| AIM |
Return the material exactly as supplied, apart from the pictures, which are omitted.

== PROVIDED RECORDS

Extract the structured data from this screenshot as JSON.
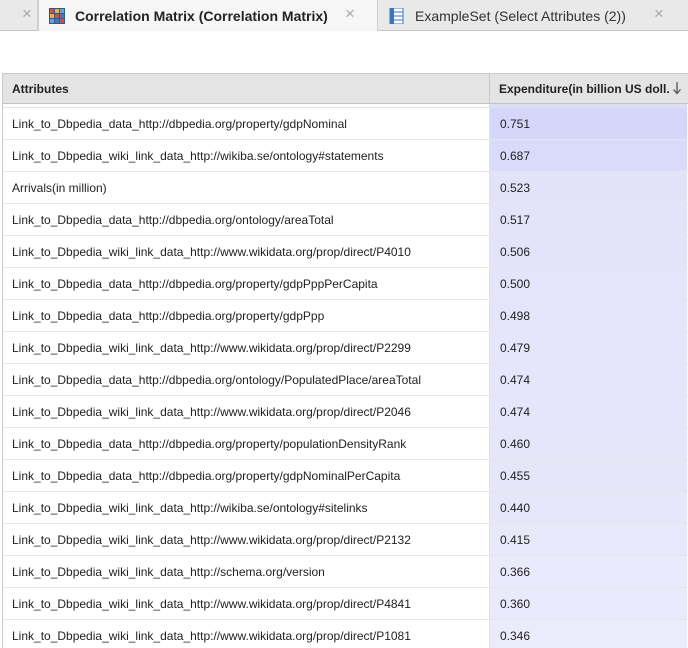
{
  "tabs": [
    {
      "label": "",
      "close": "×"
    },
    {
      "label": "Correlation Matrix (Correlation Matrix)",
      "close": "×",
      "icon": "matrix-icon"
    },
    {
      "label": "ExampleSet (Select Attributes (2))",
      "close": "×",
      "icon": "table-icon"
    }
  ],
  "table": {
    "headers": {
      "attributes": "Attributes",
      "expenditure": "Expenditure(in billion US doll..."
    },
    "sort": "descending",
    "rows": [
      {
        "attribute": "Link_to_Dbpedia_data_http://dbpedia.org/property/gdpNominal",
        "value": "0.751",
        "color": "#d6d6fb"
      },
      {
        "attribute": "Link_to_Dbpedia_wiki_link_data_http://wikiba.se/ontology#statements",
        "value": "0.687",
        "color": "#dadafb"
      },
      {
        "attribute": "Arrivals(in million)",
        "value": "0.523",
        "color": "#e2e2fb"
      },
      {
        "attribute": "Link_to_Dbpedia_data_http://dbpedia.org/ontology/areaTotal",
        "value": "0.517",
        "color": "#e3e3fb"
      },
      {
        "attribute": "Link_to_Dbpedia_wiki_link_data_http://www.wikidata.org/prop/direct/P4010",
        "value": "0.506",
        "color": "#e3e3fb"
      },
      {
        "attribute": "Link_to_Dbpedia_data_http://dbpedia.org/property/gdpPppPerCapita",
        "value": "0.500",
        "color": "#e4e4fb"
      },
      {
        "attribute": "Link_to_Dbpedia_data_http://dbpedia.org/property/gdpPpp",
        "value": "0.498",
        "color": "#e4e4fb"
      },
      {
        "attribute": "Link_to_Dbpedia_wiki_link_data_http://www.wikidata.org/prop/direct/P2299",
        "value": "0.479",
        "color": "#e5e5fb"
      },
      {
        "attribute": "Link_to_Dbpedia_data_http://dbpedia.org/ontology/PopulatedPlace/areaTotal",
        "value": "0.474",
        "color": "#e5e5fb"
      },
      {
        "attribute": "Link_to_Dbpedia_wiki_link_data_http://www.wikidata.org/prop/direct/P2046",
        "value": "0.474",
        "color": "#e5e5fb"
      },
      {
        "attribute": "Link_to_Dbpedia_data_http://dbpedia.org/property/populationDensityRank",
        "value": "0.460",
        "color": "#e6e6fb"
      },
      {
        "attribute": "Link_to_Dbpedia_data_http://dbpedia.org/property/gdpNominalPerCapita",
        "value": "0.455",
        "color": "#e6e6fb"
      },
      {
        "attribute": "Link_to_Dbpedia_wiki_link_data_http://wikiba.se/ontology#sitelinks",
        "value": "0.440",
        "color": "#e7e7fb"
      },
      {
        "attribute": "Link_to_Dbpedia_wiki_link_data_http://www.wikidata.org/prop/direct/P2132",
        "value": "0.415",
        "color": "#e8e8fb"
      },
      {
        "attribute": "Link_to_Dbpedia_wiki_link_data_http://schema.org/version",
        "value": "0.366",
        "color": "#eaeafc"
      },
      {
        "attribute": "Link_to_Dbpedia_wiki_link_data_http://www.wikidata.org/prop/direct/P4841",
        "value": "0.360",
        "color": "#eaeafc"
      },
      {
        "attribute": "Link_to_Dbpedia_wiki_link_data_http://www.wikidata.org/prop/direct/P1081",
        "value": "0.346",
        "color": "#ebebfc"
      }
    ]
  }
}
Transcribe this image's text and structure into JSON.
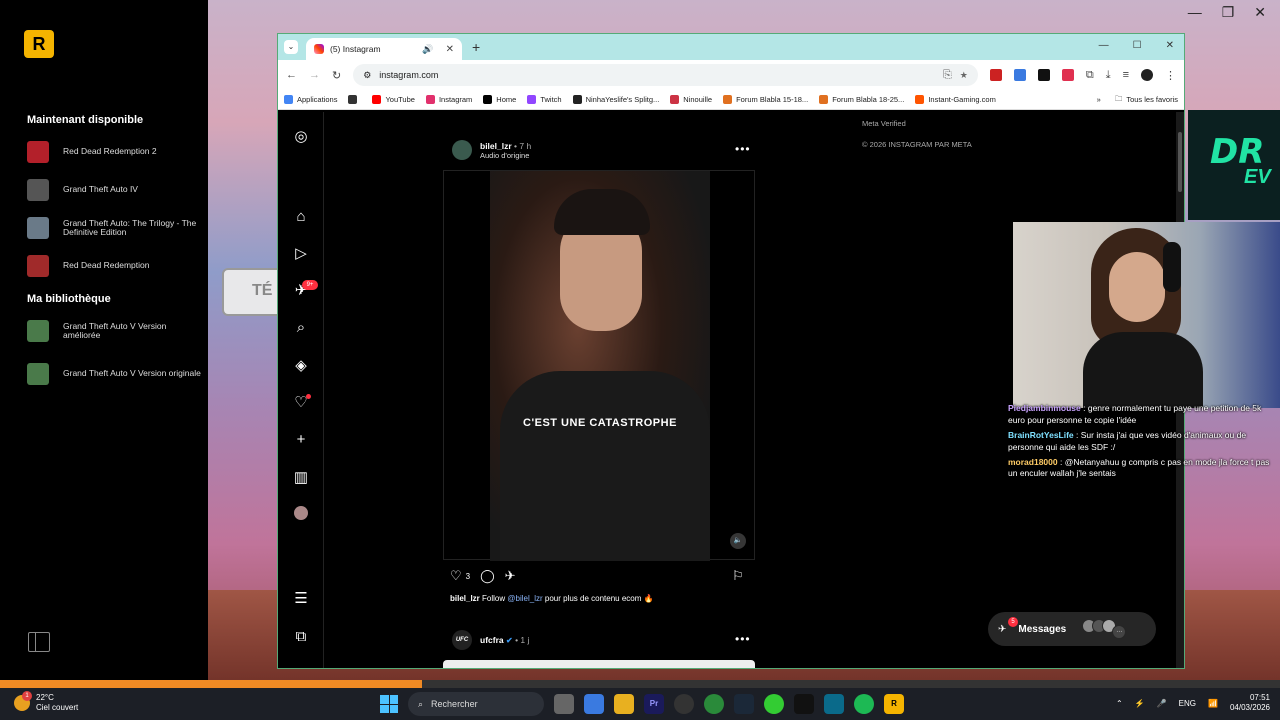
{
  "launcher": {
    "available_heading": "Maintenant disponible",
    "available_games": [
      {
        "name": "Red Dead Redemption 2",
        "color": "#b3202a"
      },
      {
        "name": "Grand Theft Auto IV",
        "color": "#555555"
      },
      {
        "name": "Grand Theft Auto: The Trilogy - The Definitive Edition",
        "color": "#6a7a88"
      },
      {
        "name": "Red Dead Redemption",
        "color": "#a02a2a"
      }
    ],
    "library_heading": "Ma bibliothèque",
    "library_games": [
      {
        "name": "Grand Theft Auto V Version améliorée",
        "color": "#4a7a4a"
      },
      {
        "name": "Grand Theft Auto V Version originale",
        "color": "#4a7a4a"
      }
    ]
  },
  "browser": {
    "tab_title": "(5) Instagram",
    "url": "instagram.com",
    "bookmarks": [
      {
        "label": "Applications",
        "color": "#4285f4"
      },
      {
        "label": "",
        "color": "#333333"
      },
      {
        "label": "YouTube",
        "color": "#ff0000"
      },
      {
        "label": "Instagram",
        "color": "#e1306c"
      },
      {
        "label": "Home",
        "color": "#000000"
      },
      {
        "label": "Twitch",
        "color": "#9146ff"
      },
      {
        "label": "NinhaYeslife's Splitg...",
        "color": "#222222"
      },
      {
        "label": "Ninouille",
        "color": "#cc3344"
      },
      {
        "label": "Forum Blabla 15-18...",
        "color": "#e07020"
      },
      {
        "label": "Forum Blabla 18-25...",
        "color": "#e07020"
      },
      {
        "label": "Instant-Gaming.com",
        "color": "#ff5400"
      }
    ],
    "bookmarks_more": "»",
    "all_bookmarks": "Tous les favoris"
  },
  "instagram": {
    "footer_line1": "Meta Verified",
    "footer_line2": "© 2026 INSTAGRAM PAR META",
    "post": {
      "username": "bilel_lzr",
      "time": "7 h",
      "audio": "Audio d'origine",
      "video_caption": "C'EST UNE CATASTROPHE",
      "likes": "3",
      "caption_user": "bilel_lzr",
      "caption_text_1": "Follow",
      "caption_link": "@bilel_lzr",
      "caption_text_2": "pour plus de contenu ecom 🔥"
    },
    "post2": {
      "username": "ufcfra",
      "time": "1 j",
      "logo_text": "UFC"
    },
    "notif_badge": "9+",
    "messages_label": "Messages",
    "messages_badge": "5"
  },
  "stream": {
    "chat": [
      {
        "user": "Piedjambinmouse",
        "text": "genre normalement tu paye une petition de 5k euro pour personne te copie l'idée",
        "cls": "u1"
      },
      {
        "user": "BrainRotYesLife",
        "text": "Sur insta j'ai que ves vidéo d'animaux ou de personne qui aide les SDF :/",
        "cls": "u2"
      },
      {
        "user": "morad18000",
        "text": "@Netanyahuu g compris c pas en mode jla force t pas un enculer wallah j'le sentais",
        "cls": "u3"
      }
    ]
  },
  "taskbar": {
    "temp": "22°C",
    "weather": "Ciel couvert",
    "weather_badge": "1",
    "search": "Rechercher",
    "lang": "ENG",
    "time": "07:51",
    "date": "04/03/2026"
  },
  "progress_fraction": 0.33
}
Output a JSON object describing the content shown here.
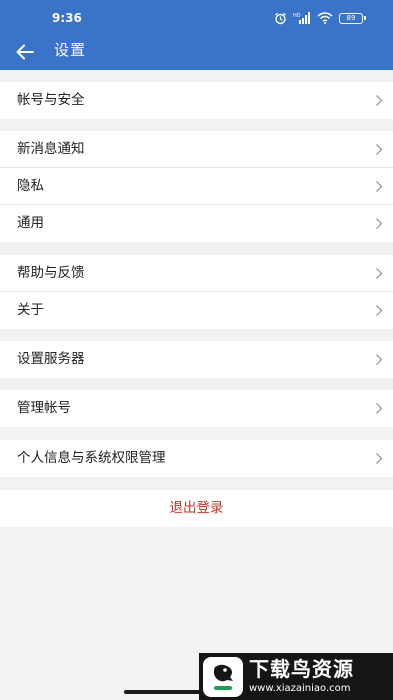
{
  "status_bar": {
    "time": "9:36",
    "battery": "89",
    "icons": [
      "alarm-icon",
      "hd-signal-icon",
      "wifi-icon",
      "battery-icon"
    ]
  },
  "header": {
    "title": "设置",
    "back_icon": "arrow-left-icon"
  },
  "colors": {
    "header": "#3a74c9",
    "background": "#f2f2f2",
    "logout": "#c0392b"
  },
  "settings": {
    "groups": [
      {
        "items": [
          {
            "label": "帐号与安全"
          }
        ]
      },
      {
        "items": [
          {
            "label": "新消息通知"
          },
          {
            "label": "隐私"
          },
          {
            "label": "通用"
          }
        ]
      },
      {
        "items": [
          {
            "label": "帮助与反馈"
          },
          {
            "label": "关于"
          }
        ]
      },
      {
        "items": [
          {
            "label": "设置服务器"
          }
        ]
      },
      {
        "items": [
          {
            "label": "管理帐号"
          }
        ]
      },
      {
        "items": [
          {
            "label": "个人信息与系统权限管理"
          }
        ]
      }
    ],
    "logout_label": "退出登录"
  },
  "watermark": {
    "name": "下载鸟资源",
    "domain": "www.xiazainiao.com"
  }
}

====

| RESULT FOR THIS EXERCISE |
Extract the structured data from this screenshot as JSON.
{
  "tabs": [
    {
      "label": "",
      "close": "×"
    },
    {
      "label": "Correlation Matrix (Correlation Matrix)",
      "close": "×",
      "icon": "matrix-icon"
    },
    {
      "label": "ExampleSet (Select Attributes (2))",
      "close": "×",
      "icon": "table-icon"
    }
  ],
  "table": {
    "headers": {
      "attributes": "Attributes",
      "expenditure": "Expenditure(in billion US doll..."
    },
    "sort": "descending",
    "rows": [
      {
        "attribute": "Link_to_Dbpedia_data_http://dbpedia.org/property/gdpNominal",
        "value": "0.751",
        "color": "#d6d6fb"
      },
      {
        "attribute": "Link_to_Dbpedia_wiki_link_data_http://wikiba.se/ontology#statements",
        "value": "0.687",
        "color": "#dadafb"
      },
      {
        "attribute": "Arrivals(in million)",
        "value": "0.523",
        "color": "#e2e2fb"
      },
      {
        "attribute": "Link_to_Dbpedia_data_http://dbpedia.org/ontology/areaTotal",
        "value": "0.517",
        "color": "#e3e3fb"
      },
      {
        "attribute": "Link_to_Dbpedia_wiki_link_data_http://www.wikidata.org/prop/direct/P4010",
        "value": "0.506",
        "color": "#e3e3fb"
      },
      {
        "attribute": "Link_to_Dbpedia_data_http://dbpedia.org/property/gdpPppPerCapita",
        "value": "0.500",
        "color": "#e4e4fb"
      },
      {
        "attribute": "Link_to_Dbpedia_data_http://dbpedia.org/property/gdpPpp",
        "value": "0.498",
        "color": "#e4e4fb"
      },
      {
        "attribute": "Link_to_Dbpedia_wiki_link_data_http://www.wikidata.org/prop/direct/P2299",
        "value": "0.479",
        "color": "#e5e5fb"
      },
      {
        "attribute": "Link_to_Dbpedia_data_http://dbpedia.org/ontology/PopulatedPlace/areaTotal",
        "value": "0.474",
        "color": "#e5e5fb"
      },
      {
        "attribute": "Link_to_Dbpedia_wiki_link_data_http://www.wikidata.org/prop/direct/P2046",
        "value": "0.474",
        "color": "#e5e5fb"
      },
      {
        "attribute": "Link_to_Dbpedia_data_http://dbpedia.org/property/populationDensityRank",
        "value": "0.460",
        "color": "#e6e6fb"
      },
      {
        "attribute": "Link_to_Dbpedia_data_http://dbpedia.org/property/gdpNominalPerCapita",
        "value": "0.455",
        "color": "#e6e6fb"
      },
      {
        "attribute": "Link_to_Dbpedia_wiki_link_data_http://wikiba.se/ontology#sitelinks",
        "value": "0.440",
        "color": "#e7e7fb"
      },
      {
        "attribute": "Link_to_Dbpedia_wiki_link_data_http://www.wikidata.org/prop/direct/P2132",
        "value": "0.415",
        "color": "#e8e8fb"
      },
      {
        "attribute": "Link_to_Dbpedia_wiki_link_data_http://schema.org/version",
        "value": "0.366",
        "color": "#eaeafc"
      },
      {
        "attribute": "Link_to_Dbpedia_wiki_link_data_http://www.wikidata.org/prop/direct/P4841",
        "value": "0.360",
        "color": "#eaeafc"
      },
      {
        "attribute": "Link_to_Dbpedia_wiki_link_data_http://www.wikidata.org/prop/direct/P1081",
        "value": "0.346",
        "color": "#ebebfc"
      }
    ]
  }
}
Transcribe this image's text and structure into JSON.
{
  "launcher": {
    "available_heading": "Maintenant disponible",
    "available_games": [
      {
        "name": "Red Dead Redemption 2",
        "color": "#b3202a"
      },
      {
        "name": "Grand Theft Auto IV",
        "color": "#555555"
      },
      {
        "name": "Grand Theft Auto: The Trilogy - The Definitive Edition",
        "color": "#6a7a88"
      },
      {
        "name": "Red Dead Redemption",
        "color": "#a02a2a"
      }
    ],
    "library_heading": "Ma bibliothèque",
    "library_games": [
      {
        "name": "Grand Theft Auto V Version améliorée",
        "color": "#4a7a4a"
      },
      {
        "name": "Grand Theft Auto V Version originale",
        "color": "#4a7a4a"
      }
    ]
  },
  "browser": {
    "tab_title": "(5) Instagram",
    "url": "instagram.com",
    "bookmarks": [
      {
        "label": "Applications",
        "color": "#4285f4"
      },
      {
        "label": "",
        "color": "#333333"
      },
      {
        "label": "YouTube",
        "color": "#ff0000"
      },
      {
        "label": "Instagram",
        "color": "#e1306c"
      },
      {
        "label": "Home",
        "color": "#000000"
      },
      {
        "label": "Twitch",
        "color": "#9146ff"
      },
      {
        "label": "NinhaYeslife's Splitg...",
        "color": "#222222"
      },
      {
        "label": "Ninouille",
        "color": "#cc3344"
      },
      {
        "label": "Forum Blabla 15-18...",
        "color": "#e07020"
      },
      {
        "label": "Forum Blabla 18-25...",
        "color": "#e07020"
      },
      {
        "label": "Instant-Gaming.com",
        "color": "#ff5400"
      }
    ],
    "bookmarks_more": "»",
    "all_bookmarks": "Tous les favoris"
  },
  "instagram": {
    "footer_line1": "Meta Verified",
    "footer_line2": "© 2026 INSTAGRAM PAR META",
    "post": {
      "username": "bilel_lzr",
      "time": "7 h",
      "audio": "Audio d'origine",
      "video_caption": "C'EST UNE CATASTROPHE",
      "likes": "3",
      "caption_user": "bilel_lzr",
      "caption_text_1": "Follow",
      "caption_link": "@bilel_lzr",
      "caption_text_2": "pour plus de contenu ecom 🔥"
    },
    "post2": {
      "username": "ufcfra",
      "time": "1 j",
      "logo_text": "UFC"
    },
    "notif_badge": "9+",
    "messages_label": "Messages",
    "messages_badge": "5"
  },
  "stream": {
    "chat": [
      {
        "user": "Piedjambinmouse",
        "text": "genre normalement tu paye une petition de 5k euro pour personne te copie l'idée",
        "cls": "u1"
      },
      {
        "user": "BrainRotYesLife",
        "text": "Sur insta j'ai que ves vidéo d'animaux ou de personne qui aide les SDF :/",
        "cls": "u2"
      },
      {
        "user": "morad18000",
        "text": "@Netanyahuu g compris c pas en mode jla force t pas un enculer wallah j'le sentais",
        "cls": "u3"
      }
    ]
  },
  "taskbar": {
    "temp": "22°C",
    "weather": "Ciel couvert",
    "weather_badge": "1",
    "search": "Rechercher",
    "lang": "ENG",
    "time": "07:51",
    "date": "04/03/2026"
  },
  "progress_fraction": 0.33
}
Output a JSON object describing the content shown here.
{
  "status_bar": {
    "time": "9:36",
    "battery": "89",
    "icons": [
      "alarm-icon",
      "hd-signal-icon",
      "wifi-icon",
      "battery-icon"
    ]
  },
  "header": {
    "title": "设置",
    "back_icon": "arrow-left-icon"
  },
  "colors": {
    "header": "#3a74c9",
    "background": "#f2f2f2",
    "logout": "#c0392b"
  },
  "settings": {
    "groups": [
      {
        "items": [
          {
            "label": "帐号与安全"
          }
        ]
      },
      {
        "items": [
          {
            "label": "新消息通知"
          },
          {
            "label": "隐私"
          },
          {
            "label": "通用"
          }
        ]
      },
      {
        "items": [
          {
            "label": "帮助与反馈"
          },
          {
            "label": "关于"
          }
        ]
      },
      {
        "items": [
          {
            "label": "设置服务器"
          }
        ]
      },
      {
        "items": [
          {
            "label": "管理帐号"
          }
        ]
      },
      {
        "items": [
          {
            "label": "个人信息与系统权限管理"
          }
        ]
      }
    ],
    "logout_label": "退出登录"
  },
  "watermark": {
    "name": "下载鸟资源",
    "domain": "www.xiazainiao.com"
  }
}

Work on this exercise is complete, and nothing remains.